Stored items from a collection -
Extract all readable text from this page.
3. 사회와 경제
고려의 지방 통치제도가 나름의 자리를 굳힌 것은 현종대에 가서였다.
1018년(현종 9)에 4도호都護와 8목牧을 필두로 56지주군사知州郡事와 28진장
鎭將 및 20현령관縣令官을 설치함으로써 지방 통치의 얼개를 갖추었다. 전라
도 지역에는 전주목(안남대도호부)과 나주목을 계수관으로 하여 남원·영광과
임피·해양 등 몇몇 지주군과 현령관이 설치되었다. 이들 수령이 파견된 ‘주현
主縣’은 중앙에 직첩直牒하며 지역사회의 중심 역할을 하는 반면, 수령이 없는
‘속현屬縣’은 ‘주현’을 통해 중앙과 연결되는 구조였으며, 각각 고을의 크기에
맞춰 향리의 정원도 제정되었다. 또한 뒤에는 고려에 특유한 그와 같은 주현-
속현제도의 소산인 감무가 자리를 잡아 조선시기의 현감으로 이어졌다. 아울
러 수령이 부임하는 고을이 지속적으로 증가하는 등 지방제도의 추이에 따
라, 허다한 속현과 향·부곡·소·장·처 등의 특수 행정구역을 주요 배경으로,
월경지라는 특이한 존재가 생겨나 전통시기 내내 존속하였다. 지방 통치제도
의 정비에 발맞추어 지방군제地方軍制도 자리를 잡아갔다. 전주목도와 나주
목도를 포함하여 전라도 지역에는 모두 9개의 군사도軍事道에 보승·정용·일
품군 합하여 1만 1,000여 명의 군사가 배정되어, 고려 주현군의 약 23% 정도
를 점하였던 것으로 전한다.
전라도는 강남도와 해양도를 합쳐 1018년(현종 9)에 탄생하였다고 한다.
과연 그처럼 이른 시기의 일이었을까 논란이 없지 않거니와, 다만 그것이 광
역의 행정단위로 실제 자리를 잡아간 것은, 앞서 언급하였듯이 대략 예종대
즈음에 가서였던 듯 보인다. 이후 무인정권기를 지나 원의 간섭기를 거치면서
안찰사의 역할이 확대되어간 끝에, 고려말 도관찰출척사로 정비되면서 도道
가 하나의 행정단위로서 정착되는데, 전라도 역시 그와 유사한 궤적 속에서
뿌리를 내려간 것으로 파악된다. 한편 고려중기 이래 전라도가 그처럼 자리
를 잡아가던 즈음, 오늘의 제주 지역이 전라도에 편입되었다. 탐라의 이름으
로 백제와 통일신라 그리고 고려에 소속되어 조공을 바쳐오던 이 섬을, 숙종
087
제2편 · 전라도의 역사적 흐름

GOAL OF THE EXERCISE -
Every line of the material must be returned exactly as it appears.

REPLY -
Extract all readable text from this page.
3. 사회와 경제
고려의 지방 통치제도가 나름의 자리를 굳힌 것은 현종대에 가서였다.
1018년(현종 9)에 4도호都護와 8목牧을 필두로 56지주군사知州郡事와 28진장
鎭將 및 20현령관縣令官을 설치함으로써 지방 통치의 얼개를 갖추었다. 전라
도 지역에는 전주목(안남대도호부)과 나주목을 계수관으로 하여 남원·영광과
임피·해양 등 몇몇 지주군과 현령관이 설치되었다. 이들 수령이 파견된 ‘주현
主縣’은 중앙에 직첩直牒하며 지역사회의 중심 역할을 하는 반면, 수령이 없는
‘속현屬縣’은 ‘주현’을 통해 중앙과 연결되는 구조였으며, 각각 고을의 크기에
맞춰 향리의 정원도 제정되었다. 또한 뒤에는 고려에 특유한 그와 같은 주현-
속현제도의 소산인 감무가 자리를 잡아 조선시기의 현감으로 이어졌다. 아울
러 수령이 부임하는 고을이 지속적으로 증가하는 등 지방제도의 추이에 따
라, 허다한 속현과 향·부곡·소·장·처 등의 특수 행정구역을 주요 배경으로,
월경지라는 특이한 존재가 생겨나 전통시기 내내 존속하였다. 지방 통치제도
의 정비에 발맞추어 지방군제地方軍制도 자리를 잡아갔다. 전주목도와 나주
목도를 포함하여 전라도 지역에는 모두 9개의 군사도軍事道에 보승·정용·일
품군 합하여 1만 1,000여 명의 군사가 배정되어, 고려 주현군의 약 23% 정도
를 점하였던 것으로 전한다.
전라도는 강남도와 해양도를 합쳐 1018년(현종 9)에 탄생하였다고 한다.
과연 그처럼 이른 시기의 일이었을까 논란이 없지 않거니와, 다만 그것이 광
역의 행정단위로 실제 자리를 잡아간 것은, 앞서 언급하였듯이 대략 예종대
즈음에 가서였던 듯 보인다. 이후 무인정권기를 지나 원의 간섭기를 거치면서
안찰사의 역할이 확대되어간 끝에, 고려말 도관찰출척사로 정비되면서 도道
가 하나의 행정단위로서 정착되는데, 전라도 역시 그와 유사한 궤적 속에서
뿌리를 내려간 것으로 파악된다. 한편 고려중기 이래 전라도가 그처럼 자리
를 잡아가던 즈음, 오늘의 제주 지역이 전라도에 편입되었다. 탐라의 이름으
로 백제와 통일신라 그리고 고려에 소속되어 조공을 바쳐오던 이 섬을, 숙종
087
제2편 · 전라도의 역사적 흐름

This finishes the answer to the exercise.